Stored items

::::::::

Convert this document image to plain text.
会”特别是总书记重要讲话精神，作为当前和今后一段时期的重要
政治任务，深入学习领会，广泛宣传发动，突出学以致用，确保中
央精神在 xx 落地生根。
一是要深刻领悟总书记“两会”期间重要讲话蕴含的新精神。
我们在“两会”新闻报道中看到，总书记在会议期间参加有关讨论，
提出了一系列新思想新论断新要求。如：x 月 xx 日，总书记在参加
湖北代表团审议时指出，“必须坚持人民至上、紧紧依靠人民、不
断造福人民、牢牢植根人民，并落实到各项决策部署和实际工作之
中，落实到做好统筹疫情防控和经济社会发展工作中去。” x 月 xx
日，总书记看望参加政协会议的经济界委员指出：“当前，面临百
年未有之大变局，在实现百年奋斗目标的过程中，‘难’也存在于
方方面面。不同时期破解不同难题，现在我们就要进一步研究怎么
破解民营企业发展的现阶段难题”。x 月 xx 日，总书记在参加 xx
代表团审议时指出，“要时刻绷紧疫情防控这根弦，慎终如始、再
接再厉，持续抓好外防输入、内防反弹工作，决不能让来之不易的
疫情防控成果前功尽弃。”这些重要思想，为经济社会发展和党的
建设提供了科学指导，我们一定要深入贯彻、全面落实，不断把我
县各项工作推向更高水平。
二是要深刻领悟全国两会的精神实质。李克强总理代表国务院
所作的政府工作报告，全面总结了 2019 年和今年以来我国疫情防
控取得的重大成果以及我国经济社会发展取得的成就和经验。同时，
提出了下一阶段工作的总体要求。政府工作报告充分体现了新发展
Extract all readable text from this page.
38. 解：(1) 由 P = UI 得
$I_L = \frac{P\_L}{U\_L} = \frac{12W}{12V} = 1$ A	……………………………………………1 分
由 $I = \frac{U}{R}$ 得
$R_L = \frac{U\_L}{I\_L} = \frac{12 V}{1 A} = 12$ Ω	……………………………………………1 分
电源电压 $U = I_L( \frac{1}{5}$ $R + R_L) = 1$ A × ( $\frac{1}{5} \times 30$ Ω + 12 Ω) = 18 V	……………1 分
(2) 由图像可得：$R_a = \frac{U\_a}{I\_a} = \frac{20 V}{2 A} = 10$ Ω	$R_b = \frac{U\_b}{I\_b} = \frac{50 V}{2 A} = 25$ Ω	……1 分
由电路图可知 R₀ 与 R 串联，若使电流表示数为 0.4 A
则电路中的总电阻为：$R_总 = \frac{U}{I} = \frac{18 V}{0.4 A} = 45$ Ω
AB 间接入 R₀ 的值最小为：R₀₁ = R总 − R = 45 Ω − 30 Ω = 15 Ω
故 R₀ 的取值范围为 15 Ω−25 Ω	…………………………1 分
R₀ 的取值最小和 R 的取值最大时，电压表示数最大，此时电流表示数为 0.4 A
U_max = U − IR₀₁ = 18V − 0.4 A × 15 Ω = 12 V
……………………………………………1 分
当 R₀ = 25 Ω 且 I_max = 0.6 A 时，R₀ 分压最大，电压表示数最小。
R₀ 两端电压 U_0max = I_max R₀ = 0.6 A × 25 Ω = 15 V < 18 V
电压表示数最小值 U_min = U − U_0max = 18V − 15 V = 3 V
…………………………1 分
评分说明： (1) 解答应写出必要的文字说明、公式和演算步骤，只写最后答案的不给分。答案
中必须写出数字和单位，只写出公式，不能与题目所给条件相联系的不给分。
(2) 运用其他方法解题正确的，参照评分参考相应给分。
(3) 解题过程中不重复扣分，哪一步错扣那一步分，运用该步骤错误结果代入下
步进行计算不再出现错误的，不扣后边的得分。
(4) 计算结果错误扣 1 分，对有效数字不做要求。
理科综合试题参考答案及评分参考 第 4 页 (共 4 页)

::::::::

**TASK BRIEF**
Each line of the material must be restated exactly.

**ANSWER TO THE EXERCISE**
Convert this document image to plain text.
会”特别是总书记重要讲话精神，作为当前和今后一段时期的重要
政治任务，深入学习领会，广泛宣传发动，突出学以致用，确保中
央精神在 xx 落地生根。
一是要深刻领悟总书记“两会”期间重要讲话蕴含的新精神。
我们在“两会”新闻报道中看到，总书记在会议期间参加有关讨论，
提出了一系列新思想新论断新要求。如：x 月 xx 日，总书记在参加
湖北代表团审议时指出，“必须坚持人民至上、紧紧依靠人民、不
断造福人民、牢牢植根人民，并落实到各项决策部署和实际工作之
中，落实到做好统筹疫情防控和经济社会发展工作中去。” x 月 xx
日，总书记看望参加政协会议的经济界委员指出：“当前，面临百
年未有之大变局，在实现百年奋斗目标的过程中，‘难’也存在于
方方面面。不同时期破解不同难题，现在我们就要进一步研究怎么
破解民营企业发展的现阶段难题”。x 月 xx 日，总书记在参加 xx
代表团审议时指出，“要时刻绷紧疫情防控这根弦，慎终如始、再
接再厉，持续抓好外防输入、内防反弹工作，决不能让来之不易的
疫情防控成果前功尽弃。”这些重要思想，为经济社会发展和党的
建设提供了科学指导，我们一定要深入贯彻、全面落实，不断把我
县各项工作推向更高水平。
二是要深刻领悟全国两会的精神实质。李克强总理代表国务院
所作的政府工作报告，全面总结了 2019 年和今年以来我国疫情防
控取得的重大成果以及我国经济社会发展取得的成就和经验。同时，
提出了下一阶段工作的总体要求。政府工作报告充分体现了新发展
Extract all readable text from this page.
38. 解：(1) 由 P = UI 得
$I_L = \frac{P\_L}{U\_L} = \frac{12W}{12V} = 1$ A	……………………………………………1 分
由 $I = \frac{U}{R}$ 得
$R_L = \frac{U\_L}{I\_L} = \frac{12 V}{1 A} = 12$ Ω	……………………………………………1 分
电源电压 $U = I_L( \frac{1}{5}$ $R + R_L) = 1$ A × ( $\frac{1}{5} \times 30$ Ω + 12 Ω) = 18 V	……………1 分
(2) 由图像可得：$R_a = \frac{U\_a}{I\_a} = \frac{20 V}{2 A} = 10$ Ω	$R_b = \frac{U\_b}{I\_b} = \frac{50 V}{2 A} = 25$ Ω	……1 分
由电路图可知 R₀ 与 R 串联，若使电流表示数为 0.4 A
则电路中的总电阻为：$R_总 = \frac{U}{I} = \frac{18 V}{0.4 A} = 45$ Ω
AB 间接入 R₀ 的值最小为：R₀₁ = R总 − R = 45 Ω − 30 Ω = 15 Ω
故 R₀ 的取值范围为 15 Ω−25 Ω	…………………………1 分
R₀ 的取值最小和 R 的取值最大时，电压表示数最大，此时电流表示数为 0.4 A
U_max = U − IR₀₁ = 18V − 0.4 A × 15 Ω = 12 V
……………………………………………1 分
当 R₀ = 25 Ω 且 I_max = 0.6 A 时，R₀ 分压最大，电压表示数最小。
R₀ 两端电压 U_0max = I_max R₀ = 0.6 A × 25 Ω = 15 V < 18 V
电压表示数最小值 U_min = U − U_0max = 18V − 15 V = 3 V
…………………………1 分
评分说明： (1) 解答应写出必要的文字说明、公式和演算步骤，只写最后答案的不给分。答案
中必须写出数字和单位，只写出公式，不能与题目所给条件相联系的不给分。
(2) 运用其他方法解题正确的，参照评分参考相应给分。
(3) 解题过程中不重复扣分，哪一步错扣那一步分，运用该步骤错误结果代入下
步进行计算不再出现错误的，不扣后边的得分。
(4) 计算结果错误扣 1 分，对有效数字不做要求。
理科综合试题参考答案及评分参考 第 4 页 (共 4 页)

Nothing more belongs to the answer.